Task to complete> Restate all the material verbatim, except for the pictures.
· · · ·
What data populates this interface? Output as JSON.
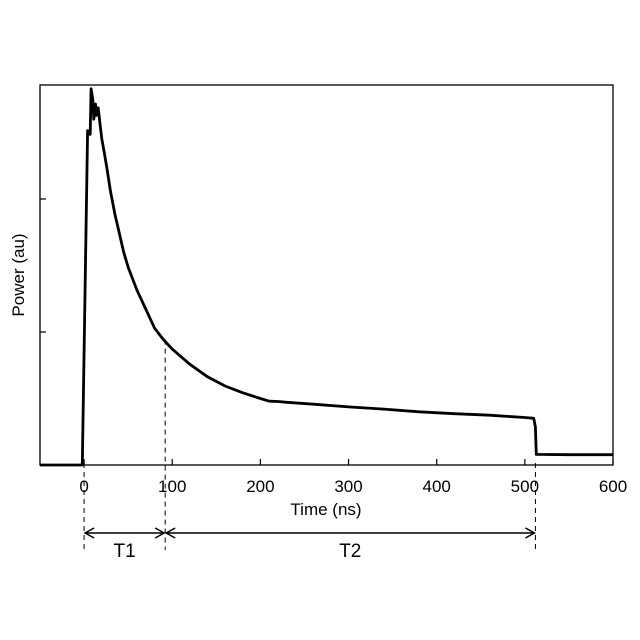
{
  "chart_data": {
    "type": "line",
    "title": "",
    "xlabel": "Time (ns)",
    "ylabel": "Power (au)",
    "xlim": [
      -50,
      600
    ],
    "ylim": [
      0,
      1
    ],
    "grid": false,
    "legend": "none",
    "x_ticks": [
      0,
      100,
      200,
      300,
      400,
      500,
      600
    ],
    "y_ticks": [
      0.35,
      0.7
    ],
    "line_color": "#000000",
    "series": [
      {
        "x": [
          -50,
          -2,
          4,
          7,
          8,
          10,
          11,
          13,
          14,
          16,
          18,
          20,
          23,
          26,
          30,
          35,
          40,
          45,
          50,
          60,
          70,
          80,
          90,
          100,
          120,
          140,
          160,
          180,
          200,
          210,
          220,
          230,
          260,
          300,
          340,
          380,
          420,
          460,
          480,
          500,
          510,
          512,
          513,
          550,
          600
        ],
        "y": [
          0,
          0,
          0.88,
          0.87,
          0.99,
          0.96,
          0.91,
          0.95,
          0.92,
          0.94,
          0.9,
          0.86,
          0.82,
          0.78,
          0.72,
          0.66,
          0.61,
          0.56,
          0.52,
          0.46,
          0.41,
          0.36,
          0.33,
          0.305,
          0.265,
          0.232,
          0.208,
          0.19,
          0.175,
          0.168,
          0.167,
          0.165,
          0.16,
          0.153,
          0.147,
          0.14,
          0.135,
          0.131,
          0.128,
          0.125,
          0.123,
          0.1,
          0.028,
          0.027,
          0.027
        ]
      }
    ],
    "annotations": [
      {
        "label": "T1",
        "from": 0,
        "to": 92
      },
      {
        "label": "T2",
        "from": 92,
        "to": 512
      }
    ]
  }
}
· · · ·
Answer for the task>
What data populates this interface? Output as JSON.
{
  "chart_data": {
    "type": "line",
    "title": "",
    "xlabel": "Time (ns)",
    "ylabel": "Power (au)",
    "xlim": [
      -50,
      600
    ],
    "ylim": [
      0,
      1
    ],
    "grid": false,
    "legend": "none",
    "x_ticks": [
      0,
      100,
      200,
      300,
      400,
      500,
      600
    ],
    "y_ticks": [
      0.35,
      0.7
    ],
    "line_color": "#000000",
    "series": [
      {
        "x": [
          -50,
          -2,
          4,
          7,
          8,
          10,
          11,
          13,
          14,
          16,
          18,
          20,
          23,
          26,
          30,
          35,
          40,
          45,
          50,
          60,
          70,
          80,
          90,
          100,
          120,
          140,
          160,
          180,
          200,
          210,
          220,
          230,
          260,
          300,
          340,
          380,
          420,
          460,
          480,
          500,
          510,
          512,
          513,
          550,
          600
        ],
        "y": [
          0,
          0,
          0.88,
          0.87,
          0.99,
          0.96,
          0.91,
          0.95,
          0.92,
          0.94,
          0.9,
          0.86,
          0.82,
          0.78,
          0.72,
          0.66,
          0.61,
          0.56,
          0.52,
          0.46,
          0.41,
          0.36,
          0.33,
          0.305,
          0.265,
          0.232,
          0.208,
          0.19,
          0.175,
          0.168,
          0.167,
          0.165,
          0.16,
          0.153,
          0.147,
          0.14,
          0.135,
          0.131,
          0.128,
          0.125,
          0.123,
          0.1,
          0.028,
          0.027,
          0.027
        ]
      }
    ],
    "annotations": [
      {
        "label": "T1",
        "from": 0,
        "to": 92
      },
      {
        "label": "T2",
        "from": 92,
        "to": 512
      }
    ]
  }
}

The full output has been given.